## WHAT YOU SHOULD DO:
Tally every line of the material that includes "Maroc", then give the tally and nothing else.

-- -- --

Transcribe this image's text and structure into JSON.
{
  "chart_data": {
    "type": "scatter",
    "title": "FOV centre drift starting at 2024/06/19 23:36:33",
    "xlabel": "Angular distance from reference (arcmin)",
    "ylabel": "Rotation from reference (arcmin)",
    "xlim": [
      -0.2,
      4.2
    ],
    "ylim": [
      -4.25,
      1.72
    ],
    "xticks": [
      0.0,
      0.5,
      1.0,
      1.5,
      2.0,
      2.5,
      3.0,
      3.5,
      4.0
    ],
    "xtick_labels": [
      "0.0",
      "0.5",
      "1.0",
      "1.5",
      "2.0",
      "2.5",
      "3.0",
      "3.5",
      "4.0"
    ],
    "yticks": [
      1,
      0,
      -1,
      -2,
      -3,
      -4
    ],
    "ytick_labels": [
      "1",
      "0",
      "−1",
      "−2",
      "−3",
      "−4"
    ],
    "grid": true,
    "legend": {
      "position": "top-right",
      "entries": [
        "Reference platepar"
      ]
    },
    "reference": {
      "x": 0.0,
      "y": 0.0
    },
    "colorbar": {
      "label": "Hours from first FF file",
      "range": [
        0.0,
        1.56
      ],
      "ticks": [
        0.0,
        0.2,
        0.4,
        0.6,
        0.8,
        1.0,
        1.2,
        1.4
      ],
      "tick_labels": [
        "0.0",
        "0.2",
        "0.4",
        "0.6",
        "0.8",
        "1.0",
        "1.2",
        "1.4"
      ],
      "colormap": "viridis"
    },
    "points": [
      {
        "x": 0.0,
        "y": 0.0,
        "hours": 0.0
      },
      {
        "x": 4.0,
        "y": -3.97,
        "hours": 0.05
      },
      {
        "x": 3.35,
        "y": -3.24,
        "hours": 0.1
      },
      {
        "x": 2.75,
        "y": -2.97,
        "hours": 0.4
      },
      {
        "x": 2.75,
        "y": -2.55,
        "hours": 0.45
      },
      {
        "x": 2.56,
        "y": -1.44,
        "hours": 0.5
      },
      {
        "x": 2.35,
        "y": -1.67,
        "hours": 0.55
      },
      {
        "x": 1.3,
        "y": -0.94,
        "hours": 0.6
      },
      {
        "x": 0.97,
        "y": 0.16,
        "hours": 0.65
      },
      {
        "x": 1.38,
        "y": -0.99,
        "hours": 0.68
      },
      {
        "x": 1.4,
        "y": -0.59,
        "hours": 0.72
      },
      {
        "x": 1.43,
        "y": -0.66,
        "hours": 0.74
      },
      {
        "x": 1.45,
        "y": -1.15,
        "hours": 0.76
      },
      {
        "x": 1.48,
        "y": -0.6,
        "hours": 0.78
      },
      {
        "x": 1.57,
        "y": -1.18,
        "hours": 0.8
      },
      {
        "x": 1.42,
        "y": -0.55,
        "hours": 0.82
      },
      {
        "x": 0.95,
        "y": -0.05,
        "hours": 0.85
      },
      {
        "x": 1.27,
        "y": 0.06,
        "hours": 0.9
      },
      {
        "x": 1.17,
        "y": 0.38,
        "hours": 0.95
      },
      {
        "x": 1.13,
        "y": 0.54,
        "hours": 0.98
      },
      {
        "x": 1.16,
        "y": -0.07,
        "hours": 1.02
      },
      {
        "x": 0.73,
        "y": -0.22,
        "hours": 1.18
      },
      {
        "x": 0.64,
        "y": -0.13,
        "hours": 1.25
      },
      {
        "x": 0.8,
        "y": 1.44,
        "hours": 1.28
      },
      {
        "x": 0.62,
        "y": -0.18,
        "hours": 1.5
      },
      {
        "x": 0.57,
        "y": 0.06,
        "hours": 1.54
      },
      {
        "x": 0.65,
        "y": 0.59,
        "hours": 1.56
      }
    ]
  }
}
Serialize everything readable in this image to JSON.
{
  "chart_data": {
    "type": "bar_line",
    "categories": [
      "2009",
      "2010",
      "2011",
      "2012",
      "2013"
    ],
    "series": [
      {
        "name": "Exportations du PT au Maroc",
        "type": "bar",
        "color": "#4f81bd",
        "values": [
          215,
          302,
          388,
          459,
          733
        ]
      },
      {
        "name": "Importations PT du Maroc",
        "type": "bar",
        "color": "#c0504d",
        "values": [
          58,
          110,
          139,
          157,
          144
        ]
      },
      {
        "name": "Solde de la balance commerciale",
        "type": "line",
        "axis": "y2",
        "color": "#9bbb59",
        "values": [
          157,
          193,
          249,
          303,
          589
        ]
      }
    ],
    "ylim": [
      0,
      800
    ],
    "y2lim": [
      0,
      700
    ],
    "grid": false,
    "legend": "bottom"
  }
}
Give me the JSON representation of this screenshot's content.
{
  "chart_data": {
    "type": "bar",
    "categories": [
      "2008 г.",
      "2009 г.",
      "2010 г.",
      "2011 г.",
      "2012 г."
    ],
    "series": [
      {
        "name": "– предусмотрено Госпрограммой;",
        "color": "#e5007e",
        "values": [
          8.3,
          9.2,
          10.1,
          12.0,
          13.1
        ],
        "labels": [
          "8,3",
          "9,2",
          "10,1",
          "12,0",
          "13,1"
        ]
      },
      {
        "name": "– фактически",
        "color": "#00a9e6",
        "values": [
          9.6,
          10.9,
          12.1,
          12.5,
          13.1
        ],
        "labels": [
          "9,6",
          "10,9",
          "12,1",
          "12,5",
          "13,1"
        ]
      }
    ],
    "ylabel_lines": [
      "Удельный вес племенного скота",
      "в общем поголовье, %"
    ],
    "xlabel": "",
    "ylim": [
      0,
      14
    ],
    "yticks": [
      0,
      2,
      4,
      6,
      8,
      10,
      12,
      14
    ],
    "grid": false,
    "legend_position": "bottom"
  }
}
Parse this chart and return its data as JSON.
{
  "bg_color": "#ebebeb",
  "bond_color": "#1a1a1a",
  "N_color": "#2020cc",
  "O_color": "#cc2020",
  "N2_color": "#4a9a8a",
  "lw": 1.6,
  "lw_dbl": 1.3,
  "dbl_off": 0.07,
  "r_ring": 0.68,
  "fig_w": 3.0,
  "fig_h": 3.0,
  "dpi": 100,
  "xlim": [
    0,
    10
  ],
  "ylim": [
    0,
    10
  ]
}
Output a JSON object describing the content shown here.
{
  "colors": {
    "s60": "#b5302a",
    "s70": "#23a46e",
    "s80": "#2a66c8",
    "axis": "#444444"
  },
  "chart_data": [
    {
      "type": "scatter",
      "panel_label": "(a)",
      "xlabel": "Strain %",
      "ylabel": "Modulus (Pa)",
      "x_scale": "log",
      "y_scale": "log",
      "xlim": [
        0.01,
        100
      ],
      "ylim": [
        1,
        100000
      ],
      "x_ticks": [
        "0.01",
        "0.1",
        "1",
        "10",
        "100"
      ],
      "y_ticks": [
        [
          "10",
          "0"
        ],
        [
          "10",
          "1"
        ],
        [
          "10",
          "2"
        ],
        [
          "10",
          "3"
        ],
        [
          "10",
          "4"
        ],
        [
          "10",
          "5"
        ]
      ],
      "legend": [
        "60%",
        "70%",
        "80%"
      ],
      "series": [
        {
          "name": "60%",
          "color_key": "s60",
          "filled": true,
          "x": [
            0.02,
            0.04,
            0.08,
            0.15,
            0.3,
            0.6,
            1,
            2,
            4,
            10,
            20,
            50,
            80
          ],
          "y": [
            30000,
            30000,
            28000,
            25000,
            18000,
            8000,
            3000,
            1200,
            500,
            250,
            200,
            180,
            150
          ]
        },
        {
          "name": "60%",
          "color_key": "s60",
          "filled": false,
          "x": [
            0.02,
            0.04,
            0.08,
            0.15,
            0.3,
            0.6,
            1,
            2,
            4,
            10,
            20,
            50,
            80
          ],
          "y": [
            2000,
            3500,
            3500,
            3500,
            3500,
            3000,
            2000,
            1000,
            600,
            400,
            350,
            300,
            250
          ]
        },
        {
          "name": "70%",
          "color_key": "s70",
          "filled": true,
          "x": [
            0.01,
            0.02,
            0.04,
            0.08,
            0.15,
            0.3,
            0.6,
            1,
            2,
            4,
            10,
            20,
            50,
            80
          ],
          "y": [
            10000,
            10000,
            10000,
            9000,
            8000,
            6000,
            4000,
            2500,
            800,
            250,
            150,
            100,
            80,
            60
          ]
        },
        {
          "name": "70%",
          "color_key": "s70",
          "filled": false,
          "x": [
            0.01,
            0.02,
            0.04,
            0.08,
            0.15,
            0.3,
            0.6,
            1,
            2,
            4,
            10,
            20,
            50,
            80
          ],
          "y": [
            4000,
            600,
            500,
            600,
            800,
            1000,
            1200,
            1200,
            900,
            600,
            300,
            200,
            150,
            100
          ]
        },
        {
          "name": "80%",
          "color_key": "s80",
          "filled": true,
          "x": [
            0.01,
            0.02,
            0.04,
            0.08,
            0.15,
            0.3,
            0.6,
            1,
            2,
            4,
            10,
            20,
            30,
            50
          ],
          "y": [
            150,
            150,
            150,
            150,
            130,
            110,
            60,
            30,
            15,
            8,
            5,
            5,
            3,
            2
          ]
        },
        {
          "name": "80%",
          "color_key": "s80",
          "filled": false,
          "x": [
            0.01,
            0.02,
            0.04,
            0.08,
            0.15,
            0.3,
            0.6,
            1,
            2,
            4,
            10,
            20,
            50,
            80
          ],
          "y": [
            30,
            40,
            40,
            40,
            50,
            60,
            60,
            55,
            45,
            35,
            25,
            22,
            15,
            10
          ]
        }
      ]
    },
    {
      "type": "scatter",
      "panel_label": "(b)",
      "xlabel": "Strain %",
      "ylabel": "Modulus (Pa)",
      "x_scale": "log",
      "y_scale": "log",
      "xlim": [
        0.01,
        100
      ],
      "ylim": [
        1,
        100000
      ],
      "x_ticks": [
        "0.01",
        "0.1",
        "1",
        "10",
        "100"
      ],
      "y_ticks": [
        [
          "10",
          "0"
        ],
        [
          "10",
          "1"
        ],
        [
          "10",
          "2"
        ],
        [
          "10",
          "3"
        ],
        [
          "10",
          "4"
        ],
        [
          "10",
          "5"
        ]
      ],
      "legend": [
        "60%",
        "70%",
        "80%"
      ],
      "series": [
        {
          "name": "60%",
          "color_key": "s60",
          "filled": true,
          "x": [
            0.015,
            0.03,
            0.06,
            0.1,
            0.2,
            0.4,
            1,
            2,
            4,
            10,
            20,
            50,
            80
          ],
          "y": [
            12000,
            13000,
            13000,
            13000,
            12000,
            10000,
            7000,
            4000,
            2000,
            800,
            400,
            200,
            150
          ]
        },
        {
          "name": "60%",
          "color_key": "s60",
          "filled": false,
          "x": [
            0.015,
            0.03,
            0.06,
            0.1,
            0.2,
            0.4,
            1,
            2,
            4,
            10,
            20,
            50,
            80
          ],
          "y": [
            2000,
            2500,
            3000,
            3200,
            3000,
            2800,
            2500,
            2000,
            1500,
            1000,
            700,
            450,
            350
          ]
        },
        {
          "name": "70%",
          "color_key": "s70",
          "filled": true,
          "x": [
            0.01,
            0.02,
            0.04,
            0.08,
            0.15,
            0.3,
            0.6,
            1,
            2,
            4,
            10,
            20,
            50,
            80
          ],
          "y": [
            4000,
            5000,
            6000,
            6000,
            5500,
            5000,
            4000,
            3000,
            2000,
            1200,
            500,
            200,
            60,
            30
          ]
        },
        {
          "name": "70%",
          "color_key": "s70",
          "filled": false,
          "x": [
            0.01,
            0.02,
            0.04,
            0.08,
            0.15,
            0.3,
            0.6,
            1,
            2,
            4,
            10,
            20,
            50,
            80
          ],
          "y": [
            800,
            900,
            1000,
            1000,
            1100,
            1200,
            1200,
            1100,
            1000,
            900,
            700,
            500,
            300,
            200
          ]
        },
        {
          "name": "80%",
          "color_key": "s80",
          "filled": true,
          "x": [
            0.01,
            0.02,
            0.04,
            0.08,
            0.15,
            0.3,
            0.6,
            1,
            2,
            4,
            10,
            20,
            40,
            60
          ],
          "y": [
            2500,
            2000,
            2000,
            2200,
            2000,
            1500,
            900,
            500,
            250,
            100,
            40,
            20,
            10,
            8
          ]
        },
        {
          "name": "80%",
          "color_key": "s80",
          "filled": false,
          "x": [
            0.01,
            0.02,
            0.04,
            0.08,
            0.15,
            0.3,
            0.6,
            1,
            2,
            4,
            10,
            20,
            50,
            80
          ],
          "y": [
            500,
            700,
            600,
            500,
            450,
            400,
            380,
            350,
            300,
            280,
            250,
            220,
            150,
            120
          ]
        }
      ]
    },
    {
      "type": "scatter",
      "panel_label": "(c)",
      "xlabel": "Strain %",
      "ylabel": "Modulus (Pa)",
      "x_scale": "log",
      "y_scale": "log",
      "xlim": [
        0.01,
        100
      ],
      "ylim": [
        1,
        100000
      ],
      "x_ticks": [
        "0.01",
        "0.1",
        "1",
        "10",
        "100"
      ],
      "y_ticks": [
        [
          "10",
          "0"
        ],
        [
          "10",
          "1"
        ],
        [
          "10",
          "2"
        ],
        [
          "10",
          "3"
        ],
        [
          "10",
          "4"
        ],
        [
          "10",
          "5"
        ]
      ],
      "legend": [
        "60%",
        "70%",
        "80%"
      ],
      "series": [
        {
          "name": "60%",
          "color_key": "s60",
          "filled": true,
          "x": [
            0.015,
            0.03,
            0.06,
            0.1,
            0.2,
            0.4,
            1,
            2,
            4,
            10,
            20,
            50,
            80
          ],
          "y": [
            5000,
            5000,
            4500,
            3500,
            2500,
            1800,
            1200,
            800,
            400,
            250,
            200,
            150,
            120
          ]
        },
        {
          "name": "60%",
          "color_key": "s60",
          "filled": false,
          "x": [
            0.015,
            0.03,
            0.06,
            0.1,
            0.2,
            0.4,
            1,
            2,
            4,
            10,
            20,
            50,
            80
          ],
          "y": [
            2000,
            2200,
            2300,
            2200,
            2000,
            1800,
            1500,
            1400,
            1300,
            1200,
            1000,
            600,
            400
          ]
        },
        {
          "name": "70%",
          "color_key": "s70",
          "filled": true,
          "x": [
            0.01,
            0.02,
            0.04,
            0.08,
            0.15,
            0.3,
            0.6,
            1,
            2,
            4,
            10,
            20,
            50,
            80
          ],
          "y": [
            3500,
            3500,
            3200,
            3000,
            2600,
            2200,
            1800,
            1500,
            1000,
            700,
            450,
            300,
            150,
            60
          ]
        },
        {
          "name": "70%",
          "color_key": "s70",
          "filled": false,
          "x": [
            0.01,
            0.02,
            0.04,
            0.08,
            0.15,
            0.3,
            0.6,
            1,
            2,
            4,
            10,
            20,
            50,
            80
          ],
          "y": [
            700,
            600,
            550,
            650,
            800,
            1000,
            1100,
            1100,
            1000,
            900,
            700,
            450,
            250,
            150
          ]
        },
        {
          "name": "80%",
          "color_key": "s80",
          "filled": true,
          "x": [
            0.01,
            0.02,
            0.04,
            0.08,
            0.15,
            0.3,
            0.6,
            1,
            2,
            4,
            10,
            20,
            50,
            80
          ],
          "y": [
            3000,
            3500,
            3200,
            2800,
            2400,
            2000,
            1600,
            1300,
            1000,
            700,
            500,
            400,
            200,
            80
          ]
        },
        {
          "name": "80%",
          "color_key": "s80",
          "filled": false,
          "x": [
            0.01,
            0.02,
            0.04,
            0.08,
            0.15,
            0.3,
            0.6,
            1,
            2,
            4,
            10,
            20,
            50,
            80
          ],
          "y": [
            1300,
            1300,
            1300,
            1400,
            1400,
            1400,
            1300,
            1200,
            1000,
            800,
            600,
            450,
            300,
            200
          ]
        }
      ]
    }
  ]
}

-- -- --

## WRITTEN ANSWER:
2